Collection entries:
=======
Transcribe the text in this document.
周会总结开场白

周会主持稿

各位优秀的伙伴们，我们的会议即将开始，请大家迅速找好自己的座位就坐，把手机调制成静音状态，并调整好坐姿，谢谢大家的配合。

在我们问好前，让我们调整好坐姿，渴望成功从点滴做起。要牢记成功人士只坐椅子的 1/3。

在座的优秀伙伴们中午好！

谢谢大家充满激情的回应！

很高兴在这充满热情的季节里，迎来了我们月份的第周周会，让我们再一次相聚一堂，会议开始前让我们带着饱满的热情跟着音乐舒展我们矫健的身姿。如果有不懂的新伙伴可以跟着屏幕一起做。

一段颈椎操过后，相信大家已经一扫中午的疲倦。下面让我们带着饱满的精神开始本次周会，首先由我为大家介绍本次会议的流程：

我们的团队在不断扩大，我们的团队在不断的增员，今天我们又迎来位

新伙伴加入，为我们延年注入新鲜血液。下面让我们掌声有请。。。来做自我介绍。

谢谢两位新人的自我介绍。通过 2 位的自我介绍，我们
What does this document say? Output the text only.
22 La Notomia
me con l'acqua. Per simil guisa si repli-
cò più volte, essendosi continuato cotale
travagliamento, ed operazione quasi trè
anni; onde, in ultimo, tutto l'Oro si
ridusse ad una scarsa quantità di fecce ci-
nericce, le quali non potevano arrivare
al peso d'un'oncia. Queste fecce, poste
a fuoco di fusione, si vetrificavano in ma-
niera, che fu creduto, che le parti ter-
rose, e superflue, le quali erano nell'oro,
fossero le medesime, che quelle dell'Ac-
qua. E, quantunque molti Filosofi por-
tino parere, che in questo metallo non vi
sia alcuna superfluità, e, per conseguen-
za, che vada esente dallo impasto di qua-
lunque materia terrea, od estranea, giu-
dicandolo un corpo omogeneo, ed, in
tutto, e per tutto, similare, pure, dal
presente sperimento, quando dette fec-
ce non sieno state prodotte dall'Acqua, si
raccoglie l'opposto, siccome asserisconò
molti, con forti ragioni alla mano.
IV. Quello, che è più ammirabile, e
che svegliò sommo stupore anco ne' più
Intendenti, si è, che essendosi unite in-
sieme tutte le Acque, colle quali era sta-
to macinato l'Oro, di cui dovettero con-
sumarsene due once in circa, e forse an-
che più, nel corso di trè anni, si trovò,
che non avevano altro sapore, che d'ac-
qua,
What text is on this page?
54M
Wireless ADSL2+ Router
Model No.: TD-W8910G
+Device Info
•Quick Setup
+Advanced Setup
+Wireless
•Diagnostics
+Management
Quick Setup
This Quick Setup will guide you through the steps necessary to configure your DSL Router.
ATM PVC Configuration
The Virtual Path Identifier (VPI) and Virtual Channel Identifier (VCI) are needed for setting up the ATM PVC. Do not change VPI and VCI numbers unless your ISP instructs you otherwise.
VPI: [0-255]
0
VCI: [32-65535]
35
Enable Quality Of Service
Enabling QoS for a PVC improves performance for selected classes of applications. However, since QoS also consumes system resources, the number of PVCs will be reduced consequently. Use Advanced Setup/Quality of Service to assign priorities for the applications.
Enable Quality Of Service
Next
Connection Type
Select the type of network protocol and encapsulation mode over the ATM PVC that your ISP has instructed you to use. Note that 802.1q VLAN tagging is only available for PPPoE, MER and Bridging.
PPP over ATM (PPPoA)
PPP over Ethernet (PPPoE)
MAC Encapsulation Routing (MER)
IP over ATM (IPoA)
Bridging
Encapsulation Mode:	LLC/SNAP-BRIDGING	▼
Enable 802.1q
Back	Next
=======
* _Challenge_:
Transcribe each entry precisely, missing none.

* _Completed exercise_:
Transcribe the text in this document.
周会总结开场白

周会主持稿

各位优秀的伙伴们，我们的会议即将开始，请大家迅速找好自己的座位就坐，把手机调制成静音状态，并调整好坐姿，谢谢大家的配合。

在我们问好前，让我们调整好坐姿，渴望成功从点滴做起。要牢记成功人士只坐椅子的 1/3。

在座的优秀伙伴们中午好！

谢谢大家充满激情的回应！

很高兴在这充满热情的季节里，迎来了我们月份的第周周会，让我们再一次相聚一堂，会议开始前让我们带着饱满的热情跟着音乐舒展我们矫健的身姿。如果有不懂的新伙伴可以跟着屏幕一起做。

一段颈椎操过后，相信大家已经一扫中午的疲倦。下面让我们带着饱满的精神开始本次周会，首先由我为大家介绍本次会议的流程：

我们的团队在不断扩大，我们的团队在不断的增员，今天我们又迎来位

新伙伴加入，为我们延年注入新鲜血液。下面让我们掌声有请。。。来做自我介绍。

谢谢两位新人的自我介绍。通过 2 位的自我介绍，我们
What does this document say? Output the text only.
22 La Notomia
me con l'acqua. Per simil guisa si repli-
cò più volte, essendosi continuato cotale
travagliamento, ed operazione quasi trè
anni; onde, in ultimo, tutto l'Oro si
ridusse ad una scarsa quantità di fecce ci-
nericce, le quali non potevano arrivare
al peso d'un'oncia. Queste fecce, poste
a fuoco di fusione, si vetrificavano in ma-
niera, che fu creduto, che le parti ter-
rose, e superflue, le quali erano nell'oro,
fossero le medesime, che quelle dell'Ac-
qua. E, quantunque molti Filosofi por-
tino parere, che in questo metallo non vi
sia alcuna superfluità, e, per conseguen-
za, che vada esente dallo impasto di qua-
lunque materia terrea, od estranea, giu-
dicandolo un corpo omogeneo, ed, in
tutto, e per tutto, similare, pure, dal
presente sperimento, quando dette fec-
ce non sieno state prodotte dall'Acqua, si
raccoglie l'opposto, siccome asserisconò
molti, con forti ragioni alla mano.
IV. Quello, che è più ammirabile, e
che svegliò sommo stupore anco ne' più
Intendenti, si è, che essendosi unite in-
sieme tutte le Acque, colle quali era sta-
to macinato l'Oro, di cui dovettero con-
sumarsene due once in circa, e forse an-
che più, nel corso di trè anni, si trovò,
che non avevano altro sapore, che d'ac-
qua,
What text is on this page?
54M
Wireless ADSL2+ Router
Model No.: TD-W8910G
+Device Info
•Quick Setup
+Advanced Setup
+Wireless
•Diagnostics
+Management
Quick Setup
This Quick Setup will guide you through the steps necessary to configure your DSL Router.
ATM PVC Configuration
The Virtual Path Identifier (VPI) and Virtual Channel Identifier (VCI) are needed for setting up the ATM PVC. Do not change VPI and VCI numbers unless your ISP instructs you otherwise.
VPI: [0-255]
0
VCI: [32-65535]
35
Enable Quality Of Service
Enabling QoS for a PVC improves performance for selected classes of applications. However, since QoS also consumes system resources, the number of PVCs will be reduced consequently. Use Advanced Setup/Quality of Service to assign priorities for the applications.
Enable Quality Of Service
Next
Connection Type
Select the type of network protocol and encapsulation mode over the ATM PVC that your ISP has instructed you to use. Note that 802.1q VLAN tagging is only available for PPPoE, MER and Bridging.
PPP over ATM (PPPoA)
PPP over Ethernet (PPPoE)
MAC Encapsulation Routing (MER)
IP over ATM (IPoA)
Bridging
Encapsulation Mode:	LLC/SNAP-BRIDGING	▼
Enable 802.1q
Back	Next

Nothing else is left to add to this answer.